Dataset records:
++++++

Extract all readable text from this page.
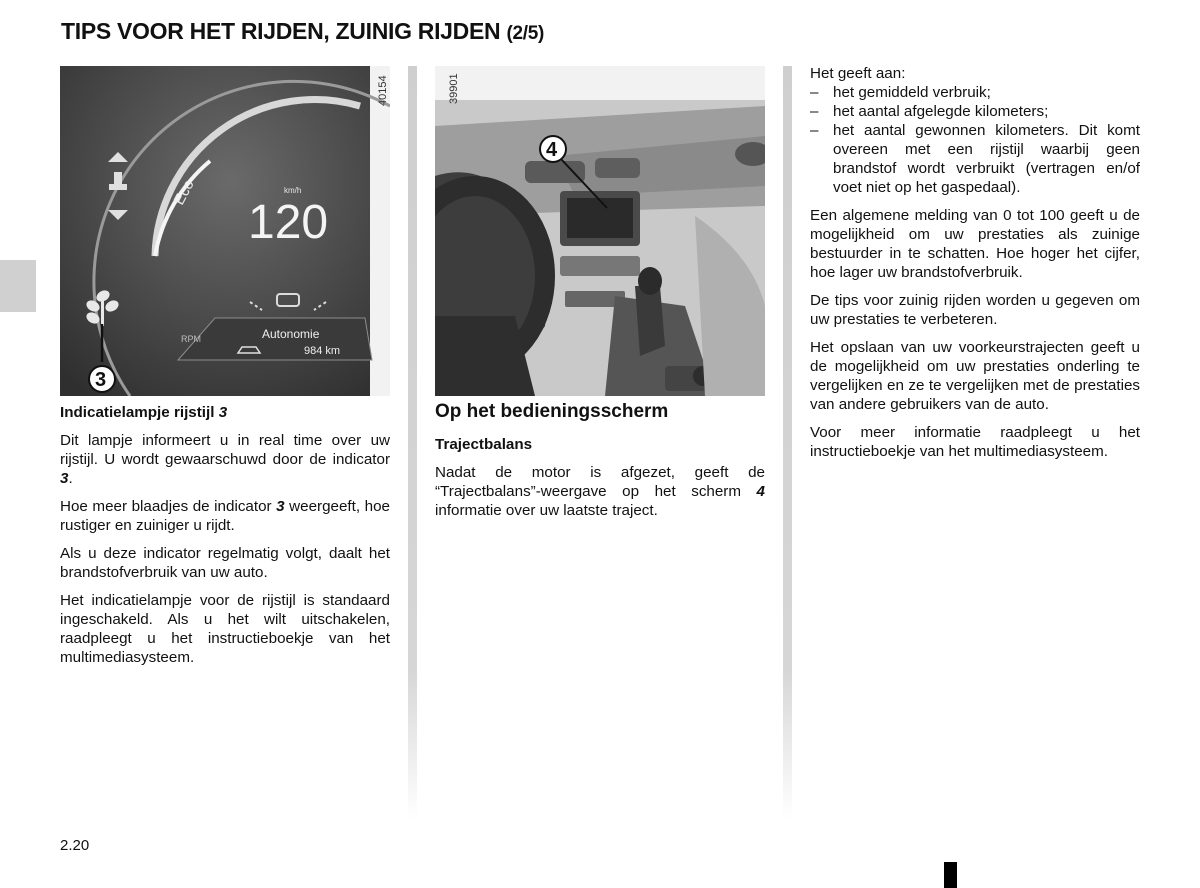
TIPS VOOR HET RIJDEN, ZUINIG RIJDEN (2/5)
Eco	km/h
120
RPM	Autonomie
984 km
40154
3
39901
4

Indicatielampje rijstijl 3

Dit lampje informeert u in real time over uw rijstijl. U wordt gewaarschuwd door de indicator 3.

Hoe meer blaadjes de indicator 3 weergeeft, hoe rustiger en zuiniger u rijdt.

Als u deze indicator regelmatig volgt, daalt het brandstofverbruik van uw auto.

Het indicatielampje voor de rijstijl is standaard ingeschakeld. Als u het wilt uitschakelen, raadpleegt u het instructieboekje van het multimediasysteem.

Op het bedieningsscherm

Trajectbalans

Nadat de motor is afgezet, geeft de “Trajectbalans”-weergave op het scherm 4 informatie over uw laatste traject.

Het geeft aan:

– het gemiddeld verbruik;
– het aantal afgelegde kilometers;
– het aantal gewonnen kilometers. Dit komt overeen met een rijstijl waarbij geen brandstof wordt verbruikt (vertragen en/of voet niet op het gaspedaal).

Een algemene melding van 0 tot 100 geeft u de mogelijkheid om uw prestaties als zuinige bestuurder in te schatten. Hoe hoger het cijfer, hoe lager uw brandstofverbruik.

De tips voor zuinig rijden worden u gegeven om uw prestaties te verbeteren.

Het opslaan van uw voorkeurstrajecten geeft u de mogelijkheid om uw prestaties onderling te vergelijken en ze te vergelijken met de prestaties van andere gebruikers van de auto.

Voor meer informatie raadpleegt u het instructieboekje van het multimediasysteem.

2.20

++++++

**Work instructions**. Make an exact copy of the records shown above, without the pictures.

**The result**.
Extract all readable text from this page.
TIPS VOOR HET RIJDEN, ZUINIG RIJDEN (2/5)
Eco	km/h
120
RPM	Autonomie
984 km
40154
3
39901
4

Indicatielampje rijstijl 3

Dit lampje informeert u in real time over uw rijstijl. U wordt gewaarschuwd door de indicator 3.

Hoe meer blaadjes de indicator 3 weergeeft, hoe rustiger en zuiniger u rijdt.

Als u deze indicator regelmatig volgt, daalt het brandstofverbruik van uw auto.

Het indicatielampje voor de rijstijl is standaard ingeschakeld. Als u het wilt uitschakelen, raadpleegt u het instructieboekje van het multimediasysteem.

Op het bedieningsscherm

Trajectbalans

Nadat de motor is afgezet, geeft de “Trajectbalans”-weergave op het scherm 4 informatie over uw laatste traject.

Het geeft aan:

– het gemiddeld verbruik;
– het aantal afgelegde kilometers;
– het aantal gewonnen kilometers. Dit komt overeen met een rijstijl waarbij geen brandstof wordt verbruikt (vertragen en/of voet niet op het gaspedaal).

Een algemene melding van 0 tot 100 geeft u de mogelijkheid om uw prestaties als zuinige bestuurder in te schatten. Hoe hoger het cijfer, hoe lager uw brandstofverbruik.

De tips voor zuinig rijden worden u gegeven om uw prestaties te verbeteren.

Het opslaan van uw voorkeurstrajecten geeft u de mogelijkheid om uw prestaties onderling te vergelijken en ze te vergelijken met de prestaties van andere gebruikers van de auto.

Voor meer informatie raadpleegt u het instructieboekje van het multimediasysteem.

2.20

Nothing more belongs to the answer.